=== Given task ===
Pick out each line below containing "Textes".

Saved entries
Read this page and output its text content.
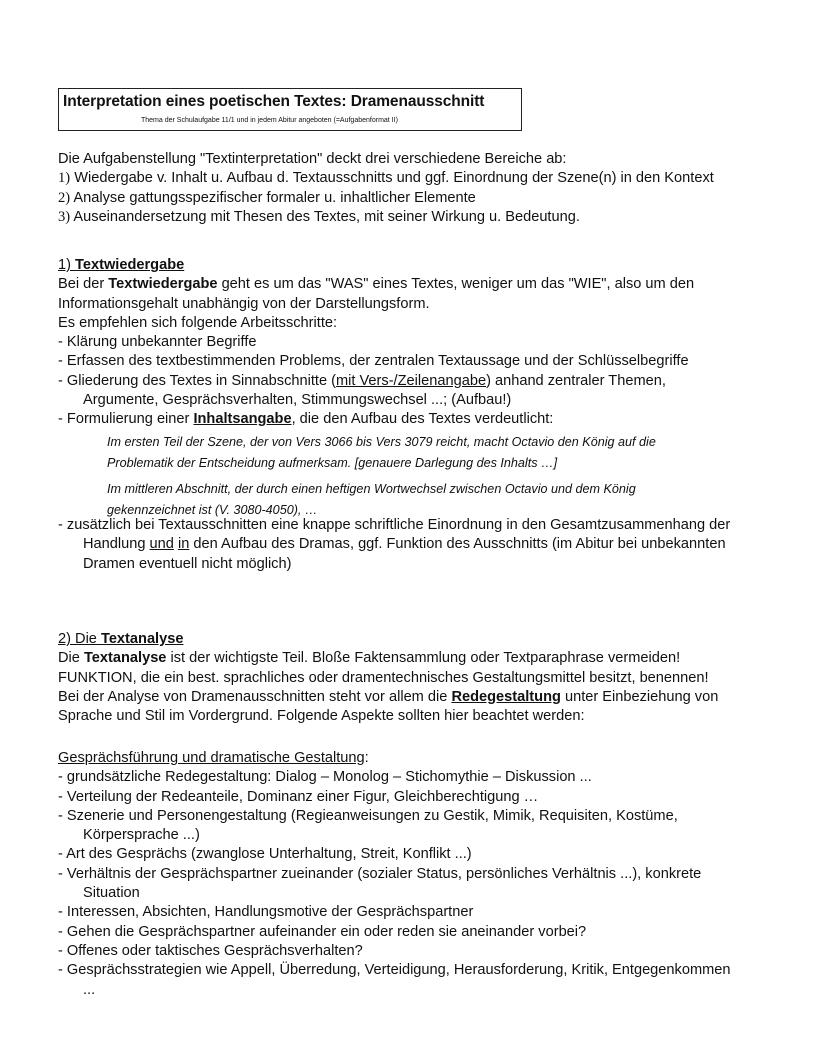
Interpretation eines poetischen Textes: Dramenausschnitt
Thema der Schulaufgabe 11/1 und in jedem Abitur angeboten (=Aufgabenformat II)
Die Aufgabenstellung "Textinterpretation" deckt drei verschiedene Bereiche ab:
1) Wiedergabe v. Inhalt u. Aufbau d. Textausschnitts und ggf. Einordnung der Szene(n) in den Kontext
2) Analyse gattungsspezifischer formaler u. inhaltlicher Elemente
3) Auseinandersetzung mit Thesen des Textes, mit seiner Wirkung u. Bedeutung.
1) Textwiedergabe
Bei der Textwiedergabe geht es um das "WAS" eines Textes, weniger um das "WIE", also um den
Informationsgehalt unabhängig von der Darstellungsform.
Es empfehlen sich folgende Arbeitsschritte:
- Klärung unbekannter Begriffe
- Erfassen des textbestimmenden Problems, der zentralen Textaussage und der Schlüsselbegriffe
- Gliederung des Textes in Sinnabschnitte (mit Vers-/Zeilenangabe) anhand zentraler Themen,
Argumente, Gesprächsverhalten, Stimmungswechsel ...; (Aufbau!)
- Formulierung einer Inhaltsangabe, die den Aufbau des Textes verdeutlicht:
Im ersten Teil der Szene, der von Vers 3066 bis Vers 3079 reicht, macht Octavio den König auf die
Problematik der Entscheidung aufmerksam. [genauere Darlegung des Inhalts …]
Im mittleren Abschnitt, der durch einen heftigen Wortwechsel zwischen Octavio und dem König
gekennzeichnet ist (V. 3080-4050), …
- zusätzlich bei Textausschnitten eine knappe schriftliche Einordnung in den Gesamtzusammenhang der
Handlung und in den Aufbau des Dramas, ggf. Funktion des Ausschnitts (im Abitur bei unbekannten
Dramen eventuell nicht möglich)
2) Die Textanalyse
Die Textanalyse ist der wichtigste Teil. Bloße Faktensammlung oder Textparaphrase vermeiden!
FUNKTION, die ein best. sprachliches oder dramentechnisches Gestaltungsmittel besitzt, benennen!
Bei der Analyse von Dramenausschnitten steht vor allem die Redegestaltung unter Einbeziehung von
Sprache und Stil im Vordergrund. Folgende Aspekte sollten hier beachtet werden:
Gesprächsführung und dramatische Gestaltung:
- grundsätzliche Redegestaltung: Dialog – Monolog – Stichomythie – Diskussion ...
- Verteilung der Redeanteile, Dominanz einer Figur, Gleichberechtigung …
- Szenerie und Personengestaltung (Regieanweisungen zu Gestik, Mimik, Requisiten, Kostüme,
Körpersprache ...)
- Art des Gesprächs (zwanglose Unterhaltung, Streit, Konflikt ...)
- Verhältnis der Gesprächspartner zueinander (sozialer Status, persönliches Verhältnis ...), konkrete
Situation
- Interessen, Absichten, Handlungsmotive der Gesprächspartner
- Gehen die Gesprächspartner aufeinander ein oder reden sie aneinander vorbei?
- Offenes oder taktisches Gesprächsverhalten?
- Gesprächsstrategien wie Appell, Überredung, Verteidigung, Herausforderung, Kritik, Entgegenkommen
...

=== Exercise result ===
Interpretation eines poetischen Textes: Dramenausschnitt
3) Auseinandersetzung mit Thesen des Textes, mit seiner Wirkung u. Bedeutung.
Bei der Textwiedergabe geht es um das "WAS" eines Textes, weniger um das "WIE", also um den
- Gliederung des Textes in Sinnabschnitte (mit Vers-/Zeilenangabe) anhand zentraler Themen,
- Formulierung einer Inhaltsangabe, die den Aufbau des Textes verdeutlicht:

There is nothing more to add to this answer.